Data for this task
====

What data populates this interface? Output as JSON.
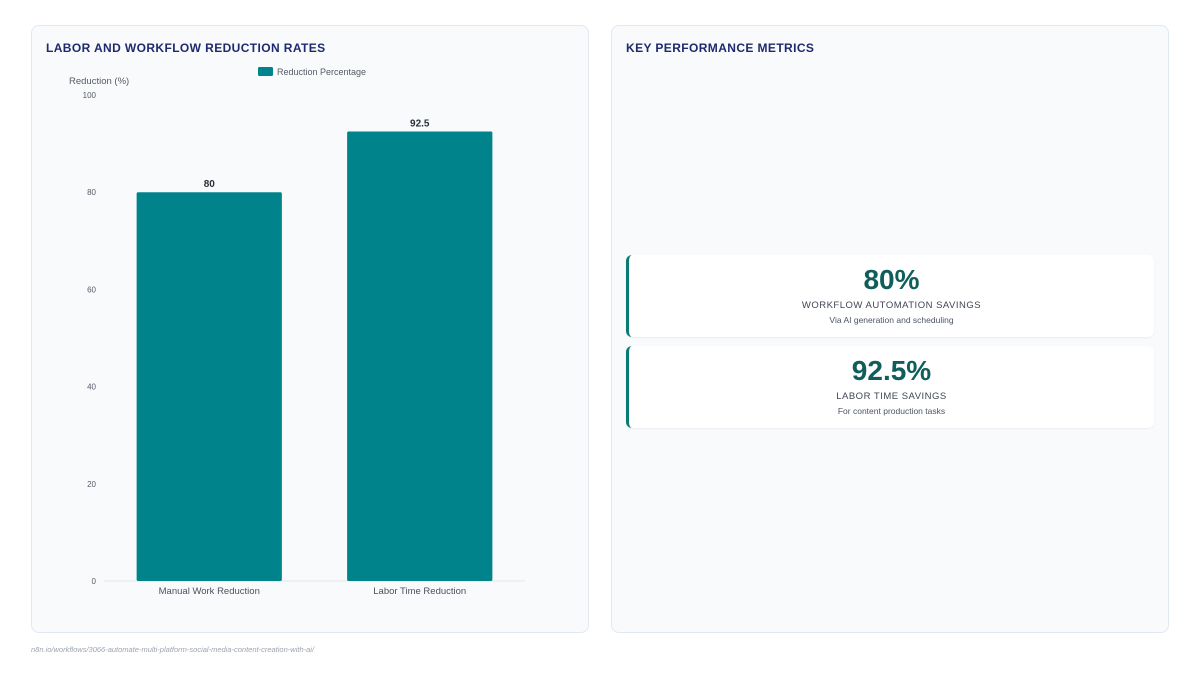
{
  "left_panel": {
    "title": "LABOR AND WORKFLOW REDUCTION RATES"
  },
  "right_panel": {
    "title": "KEY PERFORMANCE METRICS",
    "metrics": [
      {
        "value": "80%",
        "label": "WORKFLOW AUTOMATION SAVINGS",
        "description": "Via AI generation and scheduling"
      },
      {
        "value": "92.5%",
        "label": "LABOR TIME SAVINGS",
        "description": "For content production tasks"
      }
    ]
  },
  "footer": {
    "url": "n8n.io/workflows/3066-automate-multi-platform-social-media-content-creation-with-ai/"
  },
  "colors": {
    "bar": "#00838a",
    "accent": "#0b7a75",
    "title": "#1e2a6e"
  },
  "chart_data": {
    "type": "bar",
    "categories": [
      "Manual Work Reduction",
      "Labor Time Reduction"
    ],
    "series": [
      {
        "name": "Reduction Percentage",
        "values": [
          80,
          92.5
        ]
      }
    ],
    "ylabel": "Reduction (%)",
    "ylim": [
      0,
      100
    ],
    "yticks": [
      0,
      20,
      40,
      60,
      80,
      100
    ],
    "grid": false,
    "legend": "top-center",
    "data_labels": [
      "80",
      "92.5"
    ]
  }
}
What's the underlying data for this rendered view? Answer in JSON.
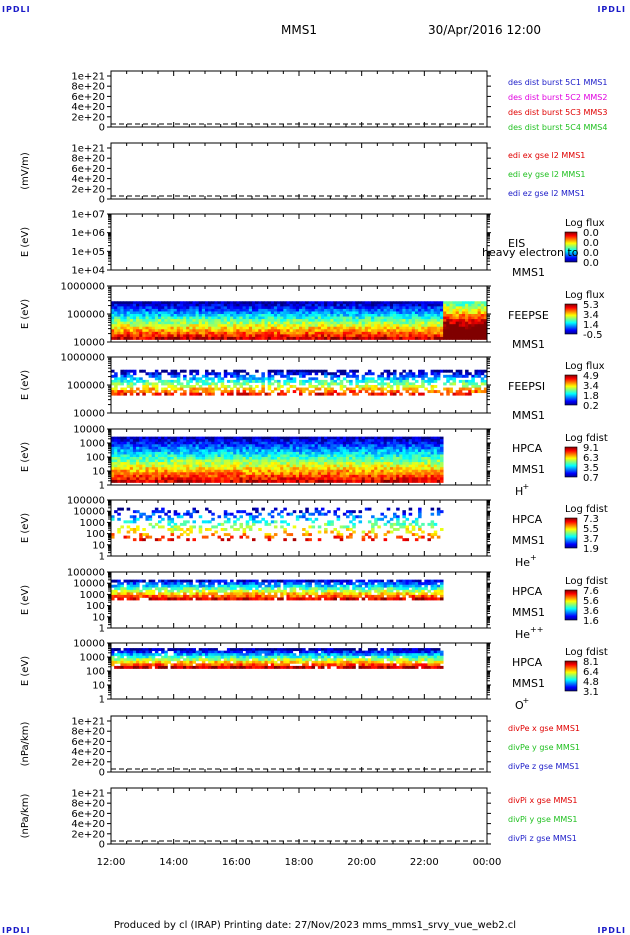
{
  "header": {
    "corner_label": "IPDLI",
    "spacecraft": "MMS1",
    "datetime": "30/Apr/2016 12:00"
  },
  "footer": {
    "text": "Produced by cl (IRAP)   Printing date: 27/Nov/2023   mms_mms1_srvy_vue_web2.cl"
  },
  "colors": {
    "blue": "#1a1ac8",
    "magenta": "#e000e0",
    "red": "#e00000",
    "green": "#20c020"
  },
  "chart_data": {
    "type": "heatmap",
    "x_ticks": [
      "12:00",
      "14:00",
      "16:00",
      "18:00",
      "20:00",
      "22:00",
      "00:00"
    ],
    "panels": [
      {
        "kind": "line",
        "ylabel": "",
        "y_ticks": [
          "1e+21",
          "8e+20",
          "6e+20",
          "4e+20",
          "2e+20",
          "0"
        ],
        "legend": [
          {
            "text": "des dist burst 5C1 MMS1",
            "color": "#1a1ac8"
          },
          {
            "text": "des dist burst 5C2 MMS2",
            "color": "#e000e0"
          },
          {
            "text": "des dist burst 5C3 MMS3",
            "color": "#e00000"
          },
          {
            "text": "des dist burst 5C4 MMS4",
            "color": "#20c020"
          }
        ]
      },
      {
        "kind": "line",
        "ylabel": "(mV/m)",
        "y_ticks": [
          "1e+21",
          "8e+20",
          "6e+20",
          "4e+20",
          "2e+20",
          "0"
        ],
        "legend": [
          {
            "text": "edi ex gse l2 MMS1",
            "color": "#e00000"
          },
          {
            "text": "edi ey gse l2 MMS1",
            "color": "#20c020"
          },
          {
            "text": "edi ez gse l2 MMS1",
            "color": "#1a1ac8"
          }
        ]
      },
      {
        "kind": "spec",
        "ylabel": "E (eV)",
        "y_ticks": [
          "1e+07",
          "1e+06",
          "1e+05",
          "1e+04"
        ],
        "instrument": "EIS",
        "sc": "MMS1",
        "species": "",
        "overlay": "heavy electron to",
        "cb_title": "Log flux",
        "cb_values": [
          "0.0",
          "0.0",
          "0.0",
          "0.0"
        ],
        "data_end": 0,
        "band_lo": 0,
        "band_hi": 0,
        "density": 0
      },
      {
        "kind": "spec",
        "ylabel": "E (eV)",
        "y_ticks": [
          "1000000",
          "100000",
          "10000"
        ],
        "instrument": "FEEPSE",
        "sc": "MMS1",
        "species": "",
        "cb_title": "Log flux",
        "cb_values": [
          "5.3",
          "3.4",
          "1.4",
          "-0.5"
        ],
        "data_end": 1.0,
        "band_lo": 0.1,
        "band_hi": 0.75,
        "density": 1.0
      },
      {
        "kind": "spec",
        "ylabel": "E (eV)",
        "y_ticks": [
          "1000000",
          "100000",
          "10000"
        ],
        "instrument": "FEEPSI",
        "sc": "MMS1",
        "species": "",
        "cb_title": "Log flux",
        "cb_values": [
          "4.9",
          "3.4",
          "1.8",
          "0.2"
        ],
        "data_end": 1.0,
        "band_lo": 0.35,
        "band_hi": 0.78,
        "density": 0.6
      },
      {
        "kind": "spec",
        "ylabel": "E (eV)",
        "y_ticks": [
          "10000",
          "1000",
          "100",
          "10",
          "1"
        ],
        "instrument": "HPCA",
        "sc": "MMS1",
        "species": "H",
        "sup": "+",
        "cb_title": "Log fdist",
        "cb_values": [
          "9.1",
          "6.3",
          "3.5",
          "0.7"
        ],
        "data_end": 0.88,
        "band_lo": 0.1,
        "band_hi": 0.9,
        "density": 1.0
      },
      {
        "kind": "spec",
        "ylabel": "E (eV)",
        "y_ticks": [
          "100000",
          "10000",
          "1000",
          "100",
          "10",
          "1"
        ],
        "instrument": "HPCA",
        "sc": "MMS1",
        "species": "He",
        "sup": "+",
        "cb_title": "Log fdist",
        "cb_values": [
          "7.3",
          "5.5",
          "3.7",
          "1.9"
        ],
        "data_end": 0.88,
        "band_lo": 0.3,
        "band_hi": 0.9,
        "density": 0.3
      },
      {
        "kind": "spec",
        "ylabel": "E (eV)",
        "y_ticks": [
          "100000",
          "10000",
          "1000",
          "100",
          "10",
          "1"
        ],
        "instrument": "HPCA",
        "sc": "MMS1",
        "species": "He",
        "sup": "++",
        "cb_title": "Log fdist",
        "cb_values": [
          "7.6",
          "5.6",
          "3.6",
          "1.6"
        ],
        "data_end": 0.88,
        "band_lo": 0.55,
        "band_hi": 0.9,
        "density": 0.85
      },
      {
        "kind": "spec",
        "ylabel": "E (eV)",
        "y_ticks": [
          "10000",
          "1000",
          "100",
          "10",
          "1"
        ],
        "instrument": "HPCA",
        "sc": "MMS1",
        "species": "O",
        "sup": "+",
        "cb_title": "Log fdist",
        "cb_values": [
          "8.1",
          "6.4",
          "4.8",
          "3.1"
        ],
        "data_end": 0.88,
        "band_lo": 0.6,
        "band_hi": 0.92,
        "density": 0.9
      },
      {
        "kind": "line",
        "ylabel": "(nPa/km)",
        "y_ticks": [
          "1e+21",
          "8e+20",
          "6e+20",
          "4e+20",
          "2e+20",
          "0"
        ],
        "legend": [
          {
            "text": "divPe x gse MMS1",
            "color": "#e00000"
          },
          {
            "text": "divPe y gse MMS1",
            "color": "#20c020"
          },
          {
            "text": "divPe z gse MMS1",
            "color": "#1a1ac8"
          }
        ]
      },
      {
        "kind": "line",
        "ylabel": "(nPa/km)",
        "y_ticks": [
          "1e+21",
          "8e+20",
          "6e+20",
          "4e+20",
          "2e+20",
          "0"
        ],
        "legend": [
          {
            "text": "divPi x gse MMS1",
            "color": "#e00000"
          },
          {
            "text": "divPi y gse MMS1",
            "color": "#20c020"
          },
          {
            "text": "divPi z gse MMS1",
            "color": "#1a1ac8"
          }
        ]
      }
    ]
  }
}
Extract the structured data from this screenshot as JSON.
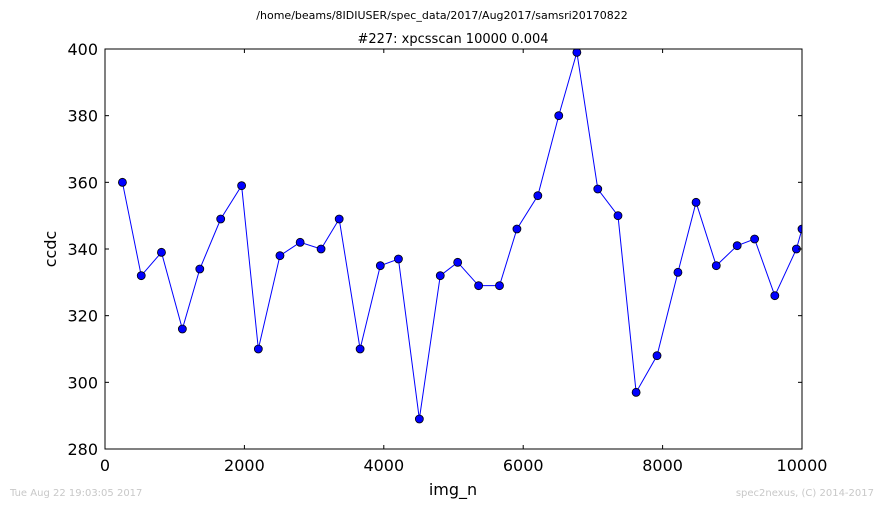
{
  "chart_data": {
    "type": "line",
    "suptitle": "/home/beams/8IDIUSER/spec_data/2017/Aug2017/samsri20170822",
    "title": "#227: xpcsscan 10000 0.004",
    "xlabel": "img_n",
    "ylabel": "ccdc",
    "xlim": [
      0,
      10000
    ],
    "ylim": [
      280,
      400
    ],
    "xticks": [
      "0",
      "2000",
      "4000",
      "6000",
      "8000",
      "10000"
    ],
    "yticks": [
      "280",
      "300",
      "320",
      "340",
      "360",
      "380",
      "400"
    ],
    "grid": false,
    "line_color": "#0000ff",
    "marker_color": "#0000ff",
    "series": [
      {
        "x": [
          250,
          520,
          810,
          1110,
          1360,
          1660,
          1960,
          2200,
          2510,
          2800,
          3100,
          3360,
          3660,
          3950,
          4210,
          4510,
          4810,
          5060,
          5360,
          5660,
          5910,
          6210,
          6510,
          6770,
          7070,
          7360,
          7620,
          7920,
          8220,
          8480,
          8770,
          9070,
          9320,
          9610,
          9920,
          10000
        ],
        "y": [
          360,
          332,
          339,
          316,
          334,
          349,
          359,
          310,
          338,
          342,
          340,
          349,
          310,
          335,
          337,
          289,
          332,
          336,
          329,
          329,
          346,
          356,
          380,
          399,
          358,
          350,
          297,
          308,
          333,
          354,
          335,
          341,
          343,
          326,
          340,
          346
        ]
      }
    ]
  },
  "footer": {
    "timestamp": "Tue Aug 22 19:03:05 2017",
    "credit": "spec2nexus, (C) 2014-2017"
  }
}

====

To do
Which lines include "content"? Copy each of them out.

Answer for the task
        "description": "For content production tasks"
    "url": "n8n.io/workflows/3066-automate-multi-platform-social-media-content-creation-with-ai/"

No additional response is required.